TASK INPUT:
- - -

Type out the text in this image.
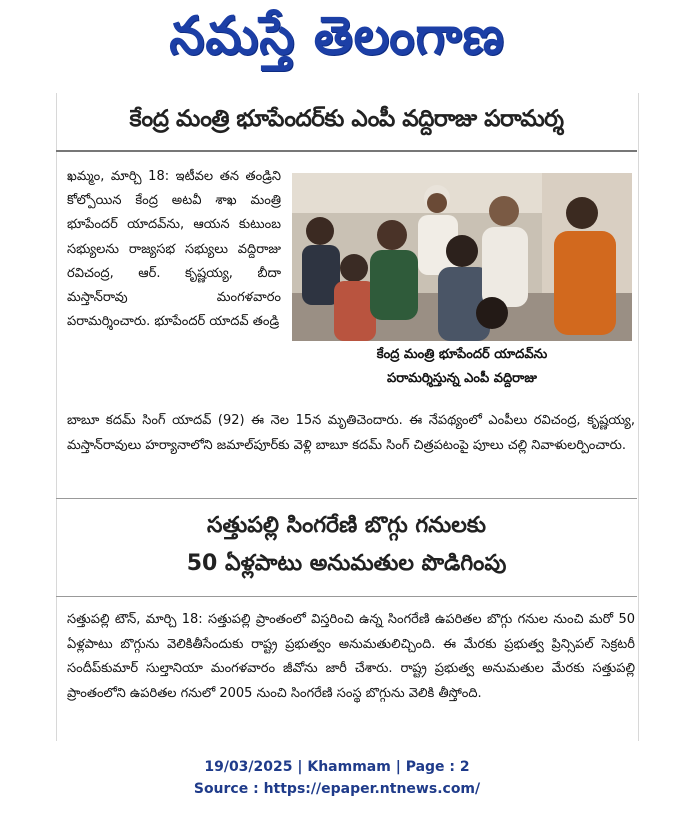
నమస్తే తెలంగాణ
కేంద్ర మంత్రి భూపేందర్‌కు ఎంపీ వద్దిరాజు పరామర్శ

ఖమ్మం, మార్చి 18: ఇటీవల తన తండ్రిని కోల్పోయిన కేంద్ర అటవీ శాఖ మంత్రి భూపేందర్ యాదవ్‌ను, ఆయన కుటుంబ సభ్యులను రాజ్యసభ సభ్యులు వద్దిరాజు రవిచంద్ర, ఆర్. కృష్ణయ్య, బీదా మస్తాన్‌రావు మంగళవారం పరామర్శించారు. భూపేందర్ యాదవ్ తండ్రి

కేంద్ర మంత్రి భూపేందర్ యాదవ్‌ను
పరామర్శిస్తున్న ఎంపీ వద్దిరాజు

బాబూ కదమ్ సింగ్ యాదవ్ (92) ఈ నెల 15న మృతిచెందారు. ఈ నేపథ్యంలో ఎంపీలు రవిచంద్ర, కృష్ణయ్య, మస్తాన్‌రావులు హర్యానాలోని జమాల్‌పూర్‌కు వెళ్లి బాబూ కదమ్ సింగ్ చిత్రపటంపై పూలు చల్లి నివాళులర్పించారు.

సత్తుపల్లి సింగరేణి బొగ్గు గనులకు
50 ఏళ్లపాటు అనుమతుల పొడిగింపు

సత్తుపల్లి టౌన్, మార్చి 18: సత్తుపల్లి ప్రాంతంలో విస్తరించి ఉన్న సింగరేణి ఉపరితల బొగ్గు గనుల నుంచి మరో 50 ఏళ్లపాటు బొగ్గును వెలికితీసేందుకు రాష్ట్ర ప్రభుత్వం అనుమతులిచ్చింది. ఈ మేరకు ప్రభుత్వ ప్రిన్సిపల్ సెక్రటరీ సందీప్‌కుమార్ సుల్తానియా మంగళవారం జీవోను జారీ చేశారు. రాష్ట్ర ప్రభుత్వ అనుమతుల మేరకు సత్తుపల్లి ప్రాంతంలోని ఉపరితల గనులో 2005 నుంచి సింగరేణి సంస్థ బొగ్గును వెలికి తీస్తోంది.

19/03/2025 | Khammam | Page : 2
Source : https://epaper.ntnews.com/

- - -

STATED PROBLEM:
Please write out all of the material above without changing a word, and omit any pictures.

RESPONSE TO THE TASK:
Type out the text in this image.
నమస్తే తెలంగాణ
కేంద్ర మంత్రి భూపేందర్‌కు ఎంపీ వద్దిరాజు పరామర్శ

ఖమ్మం, మార్చి 18: ఇటీవల తన తండ్రిని కోల్పోయిన కేంద్ర అటవీ శాఖ మంత్రి భూపేందర్ యాదవ్‌ను, ఆయన కుటుంబ సభ్యులను రాజ్యసభ సభ్యులు వద్దిరాజు రవిచంద్ర, ఆర్. కృష్ణయ్య, బీదా మస్తాన్‌రావు మంగళవారం పరామర్శించారు. భూపేందర్ యాదవ్ తండ్రి

కేంద్ర మంత్రి భూపేందర్ యాదవ్‌ను
పరామర్శిస్తున్న ఎంపీ వద్దిరాజు

బాబూ కదమ్ సింగ్ యాదవ్ (92) ఈ నెల 15న మృతిచెందారు. ఈ నేపథ్యంలో ఎంపీలు రవిచంద్ర, కృష్ణయ్య, మస్తాన్‌రావులు హర్యానాలోని జమాల్‌పూర్‌కు వెళ్లి బాబూ కదమ్ సింగ్ చిత్రపటంపై పూలు చల్లి నివాళులర్పించారు.

సత్తుపల్లి సింగరేణి బొగ్గు గనులకు
50 ఏళ్లపాటు అనుమతుల పొడిగింపు

సత్తుపల్లి టౌన్, మార్చి 18: సత్తుపల్లి ప్రాంతంలో విస్తరించి ఉన్న సింగరేణి ఉపరితల బొగ్గు గనుల నుంచి మరో 50 ఏళ్లపాటు బొగ్గును వెలికితీసేందుకు రాష్ట్ర ప్రభుత్వం అనుమతులిచ్చింది. ఈ మేరకు ప్రభుత్వ ప్రిన్సిపల్ సెక్రటరీ సందీప్‌కుమార్ సుల్తానియా మంగళవారం జీవోను జారీ చేశారు. రాష్ట్ర ప్రభుత్వ అనుమతుల మేరకు సత్తుపల్లి ప్రాంతంలోని ఉపరితల గనులో 2005 నుంచి సింగరేణి సంస్థ బొగ్గును వెలికి తీస్తోంది.

19/03/2025 | Khammam | Page : 2
Source : https://epaper.ntnews.com/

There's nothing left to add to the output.